What to do:
The entries below are to be written out again without alteration.

Rows:
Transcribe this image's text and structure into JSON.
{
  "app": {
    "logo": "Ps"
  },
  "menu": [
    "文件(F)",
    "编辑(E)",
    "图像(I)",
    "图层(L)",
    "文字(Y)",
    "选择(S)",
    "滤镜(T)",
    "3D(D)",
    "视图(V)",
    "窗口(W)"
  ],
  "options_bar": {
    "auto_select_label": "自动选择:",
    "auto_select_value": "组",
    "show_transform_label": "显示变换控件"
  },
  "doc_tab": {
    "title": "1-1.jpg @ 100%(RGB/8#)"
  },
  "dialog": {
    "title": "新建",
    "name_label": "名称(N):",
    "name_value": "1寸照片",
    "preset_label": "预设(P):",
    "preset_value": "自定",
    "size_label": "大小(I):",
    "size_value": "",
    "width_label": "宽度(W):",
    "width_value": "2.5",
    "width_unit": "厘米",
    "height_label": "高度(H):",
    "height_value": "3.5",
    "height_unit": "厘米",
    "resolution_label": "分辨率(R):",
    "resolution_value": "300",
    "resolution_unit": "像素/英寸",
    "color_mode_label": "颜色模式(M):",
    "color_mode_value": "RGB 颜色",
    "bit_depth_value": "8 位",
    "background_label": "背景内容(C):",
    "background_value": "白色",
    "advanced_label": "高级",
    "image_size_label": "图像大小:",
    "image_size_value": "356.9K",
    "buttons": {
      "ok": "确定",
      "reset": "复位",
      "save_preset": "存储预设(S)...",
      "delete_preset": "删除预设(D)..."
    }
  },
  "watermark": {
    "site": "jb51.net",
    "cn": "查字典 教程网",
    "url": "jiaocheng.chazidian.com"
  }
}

Response to this task:
Transcribe this image's text and structure into JSON.
{
  "app": {
    "logo": "Ps"
  },
  "menu": [
    "文件(F)",
    "编辑(E)",
    "图像(I)",
    "图层(L)",
    "文字(Y)",
    "选择(S)",
    "滤镜(T)",
    "3D(D)",
    "视图(V)",
    "窗口(W)"
  ],
  "options_bar": {
    "auto_select_label": "自动选择:",
    "auto_select_value": "组",
    "show_transform_label": "显示变换控件"
  },
  "doc_tab": {
    "title": "1-1.jpg @ 100%(RGB/8#)"
  },
  "dialog": {
    "title": "新建",
    "name_label": "名称(N):",
    "name_value": "1寸照片",
    "preset_label": "预设(P):",
    "preset_value": "自定",
    "size_label": "大小(I):",
    "size_value": "",
    "width_label": "宽度(W):",
    "width_value": "2.5",
    "width_unit": "厘米",
    "height_label": "高度(H):",
    "height_value": "3.5",
    "height_unit": "厘米",
    "resolution_label": "分辨率(R):",
    "resolution_value": "300",
    "resolution_unit": "像素/英寸",
    "color_mode_label": "颜色模式(M):",
    "color_mode_value": "RGB 颜色",
    "bit_depth_value": "8 位",
    "background_label": "背景内容(C):",
    "background_value": "白色",
    "advanced_label": "高级",
    "image_size_label": "图像大小:",
    "image_size_value": "356.9K",
    "buttons": {
      "ok": "确定",
      "reset": "复位",
      "save_preset": "存储预设(S)...",
      "delete_preset": "删除预设(D)..."
    }
  },
  "watermark": {
    "site": "jb51.net",
    "cn": "查字典 教程网",
    "url": "jiaocheng.chazidian.com"
  }
}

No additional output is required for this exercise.